● Énoncé A
Répondez à ces questions sur l'article :
(i) Quelle somme les douanes ont-elles découverte dans l'Audi A8 ?
(ii) Quel âge a R.F.P. ?
(iii) De quel pays le père de R.F.P. a-t-il été ministre ?

● Page

============

LA VOIX DU NORD – Chantal David | 05/01/2017

La fiche Interpol de M.C.S. avait donné d’emblée une couleur particulière à la découverte des douanes, le 20 octobre 2014 à Roncq sur l’A22 : 199 000 euros dissimulés dans une cache, entre le coffre et la banquette arrière d’une Audi A8. Le Chilien de 56 ans était signalé évadé par la Colombie, pour ne pas avoir purgé la totalité d’une peine de huit ans après avoir été arrêté avec huit kilos de cocaïne à l’aéroport de Palmira en 2010.

Mercredi, devant la JIRS de Lille, M.C.S. est poursuivi pour blanchiment de produits stupéfiants.

À ses côtés, pour les mêmes faits, R.F.P. 49 ans qui conduisait la voiture. Lui aussi est un personnage, fils d’un ancien ministre (transports commerce et industrie) du Surinam… « qui a été débarqué en 1986 pour corruption» précisera le président Jean-Michel Faure à l’audience.

============

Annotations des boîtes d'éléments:
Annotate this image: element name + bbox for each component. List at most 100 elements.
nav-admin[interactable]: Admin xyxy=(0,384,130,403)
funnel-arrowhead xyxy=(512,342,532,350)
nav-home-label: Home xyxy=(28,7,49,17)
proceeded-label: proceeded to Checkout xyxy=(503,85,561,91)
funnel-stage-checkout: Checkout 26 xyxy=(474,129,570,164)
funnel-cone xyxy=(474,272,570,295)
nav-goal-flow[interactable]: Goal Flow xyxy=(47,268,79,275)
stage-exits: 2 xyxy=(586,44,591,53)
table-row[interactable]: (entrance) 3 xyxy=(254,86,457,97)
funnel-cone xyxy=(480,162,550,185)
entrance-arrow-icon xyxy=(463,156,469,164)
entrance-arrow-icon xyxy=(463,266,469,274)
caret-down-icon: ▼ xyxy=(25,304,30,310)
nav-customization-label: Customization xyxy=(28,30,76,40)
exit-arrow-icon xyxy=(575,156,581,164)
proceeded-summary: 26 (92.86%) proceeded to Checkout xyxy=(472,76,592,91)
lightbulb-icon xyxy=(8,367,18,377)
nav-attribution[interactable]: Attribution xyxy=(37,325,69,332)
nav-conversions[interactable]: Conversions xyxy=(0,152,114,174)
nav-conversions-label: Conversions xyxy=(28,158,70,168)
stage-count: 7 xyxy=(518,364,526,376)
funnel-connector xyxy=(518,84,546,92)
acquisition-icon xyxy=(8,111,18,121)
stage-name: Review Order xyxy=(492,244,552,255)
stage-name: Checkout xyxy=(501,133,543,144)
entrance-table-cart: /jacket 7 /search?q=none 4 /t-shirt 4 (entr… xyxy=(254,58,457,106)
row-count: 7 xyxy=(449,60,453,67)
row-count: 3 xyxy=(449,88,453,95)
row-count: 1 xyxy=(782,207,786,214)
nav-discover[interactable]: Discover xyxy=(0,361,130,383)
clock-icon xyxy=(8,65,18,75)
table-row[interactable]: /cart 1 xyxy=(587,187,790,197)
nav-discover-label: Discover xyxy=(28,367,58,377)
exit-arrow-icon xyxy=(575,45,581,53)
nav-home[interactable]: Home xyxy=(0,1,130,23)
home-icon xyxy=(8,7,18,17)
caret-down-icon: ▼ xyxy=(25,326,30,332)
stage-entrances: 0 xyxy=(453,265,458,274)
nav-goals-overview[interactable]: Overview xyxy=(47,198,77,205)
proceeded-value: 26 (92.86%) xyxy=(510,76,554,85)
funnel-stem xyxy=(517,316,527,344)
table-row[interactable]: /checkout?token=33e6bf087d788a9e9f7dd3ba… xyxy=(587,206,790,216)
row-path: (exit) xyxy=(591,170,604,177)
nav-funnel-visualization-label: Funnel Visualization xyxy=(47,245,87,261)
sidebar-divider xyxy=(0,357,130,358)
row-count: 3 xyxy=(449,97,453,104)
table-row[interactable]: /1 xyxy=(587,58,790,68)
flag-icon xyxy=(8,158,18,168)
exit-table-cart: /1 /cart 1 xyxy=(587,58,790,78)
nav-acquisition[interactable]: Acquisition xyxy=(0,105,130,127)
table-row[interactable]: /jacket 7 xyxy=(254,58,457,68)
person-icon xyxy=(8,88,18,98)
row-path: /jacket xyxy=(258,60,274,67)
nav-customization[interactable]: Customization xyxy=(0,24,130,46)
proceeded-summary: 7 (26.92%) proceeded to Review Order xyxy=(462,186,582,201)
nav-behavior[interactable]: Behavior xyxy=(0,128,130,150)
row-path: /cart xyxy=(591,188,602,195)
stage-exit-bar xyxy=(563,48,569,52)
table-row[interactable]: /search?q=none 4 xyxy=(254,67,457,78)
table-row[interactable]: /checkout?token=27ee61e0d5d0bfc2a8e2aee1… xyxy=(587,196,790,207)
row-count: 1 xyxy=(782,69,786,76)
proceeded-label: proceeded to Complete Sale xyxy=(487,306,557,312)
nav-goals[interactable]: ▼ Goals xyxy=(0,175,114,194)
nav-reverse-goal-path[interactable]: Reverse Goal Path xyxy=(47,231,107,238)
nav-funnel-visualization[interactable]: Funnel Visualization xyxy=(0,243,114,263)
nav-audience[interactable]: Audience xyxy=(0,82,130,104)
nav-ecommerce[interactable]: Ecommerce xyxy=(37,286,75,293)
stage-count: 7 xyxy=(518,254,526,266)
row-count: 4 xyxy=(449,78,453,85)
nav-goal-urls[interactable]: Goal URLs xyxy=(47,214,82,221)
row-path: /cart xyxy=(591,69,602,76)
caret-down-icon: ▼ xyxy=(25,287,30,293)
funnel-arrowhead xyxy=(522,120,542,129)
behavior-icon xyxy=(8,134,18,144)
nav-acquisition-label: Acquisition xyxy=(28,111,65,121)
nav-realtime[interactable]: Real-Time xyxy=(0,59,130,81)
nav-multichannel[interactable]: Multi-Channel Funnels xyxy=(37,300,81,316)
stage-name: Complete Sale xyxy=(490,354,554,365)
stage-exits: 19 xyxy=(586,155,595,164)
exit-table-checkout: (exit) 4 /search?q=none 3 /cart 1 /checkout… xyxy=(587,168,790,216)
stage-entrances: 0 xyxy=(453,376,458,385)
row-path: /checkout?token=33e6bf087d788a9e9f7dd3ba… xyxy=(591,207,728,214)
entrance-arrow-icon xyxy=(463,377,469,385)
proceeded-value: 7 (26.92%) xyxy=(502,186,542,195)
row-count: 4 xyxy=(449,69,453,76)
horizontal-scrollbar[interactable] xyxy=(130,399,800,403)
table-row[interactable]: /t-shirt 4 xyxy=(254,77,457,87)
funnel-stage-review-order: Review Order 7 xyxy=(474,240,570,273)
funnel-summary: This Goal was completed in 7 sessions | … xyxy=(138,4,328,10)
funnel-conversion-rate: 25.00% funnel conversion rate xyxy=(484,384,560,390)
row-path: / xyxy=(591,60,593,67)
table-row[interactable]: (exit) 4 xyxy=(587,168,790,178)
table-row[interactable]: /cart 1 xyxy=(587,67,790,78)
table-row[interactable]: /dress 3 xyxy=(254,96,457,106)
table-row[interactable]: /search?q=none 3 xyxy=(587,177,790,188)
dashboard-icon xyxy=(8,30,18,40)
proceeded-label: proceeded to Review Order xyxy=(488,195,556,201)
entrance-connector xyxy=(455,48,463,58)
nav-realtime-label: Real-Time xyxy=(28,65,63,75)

============

● Énoncé B
Recopiez les entrées à l'identique, depuis leur toute première ligne jusqu'à la ligne contenant "stage-count: 7 xyxy=(518,364,526,376)", celle-ci comprise.

● Réponse correcte A
(i) 199 000 euros
(ii) 49 ans
(iii) Du Surinam

● Réponse correcte B
Annotate this image: element name + bbox for each component. List at most 100 elements.
nav-admin[interactable]: Admin xyxy=(0,384,130,403)
funnel-arrowhead xyxy=(512,342,532,350)
nav-home-label: Home xyxy=(28,7,49,17)
proceeded-label: proceeded to Checkout xyxy=(503,85,561,91)
funnel-stage-checkout: Checkout 26 xyxy=(474,129,570,164)
funnel-cone xyxy=(474,272,570,295)
nav-goal-flow[interactable]: Goal Flow xyxy=(47,268,79,275)
stage-exits: 2 xyxy=(586,44,591,53)
table-row[interactable]: (entrance) 3 xyxy=(254,86,457,97)
funnel-cone xyxy=(480,162,550,185)
entrance-arrow-icon xyxy=(463,156,469,164)
entrance-arrow-icon xyxy=(463,266,469,274)
caret-down-icon: ▼ xyxy=(25,304,30,310)
nav-customization-label: Customization xyxy=(28,30,76,40)
exit-arrow-icon xyxy=(575,156,581,164)
proceeded-summary: 26 (92.86%) proceeded to Checkout xyxy=(472,76,592,91)
lightbulb-icon xyxy=(8,367,18,377)
nav-attribution[interactable]: Attribution xyxy=(37,325,69,332)
nav-conversions[interactable]: Conversions xyxy=(0,152,114,174)
nav-conversions-label: Conversions xyxy=(28,158,70,168)
stage-count: 7 xyxy=(518,364,526,376)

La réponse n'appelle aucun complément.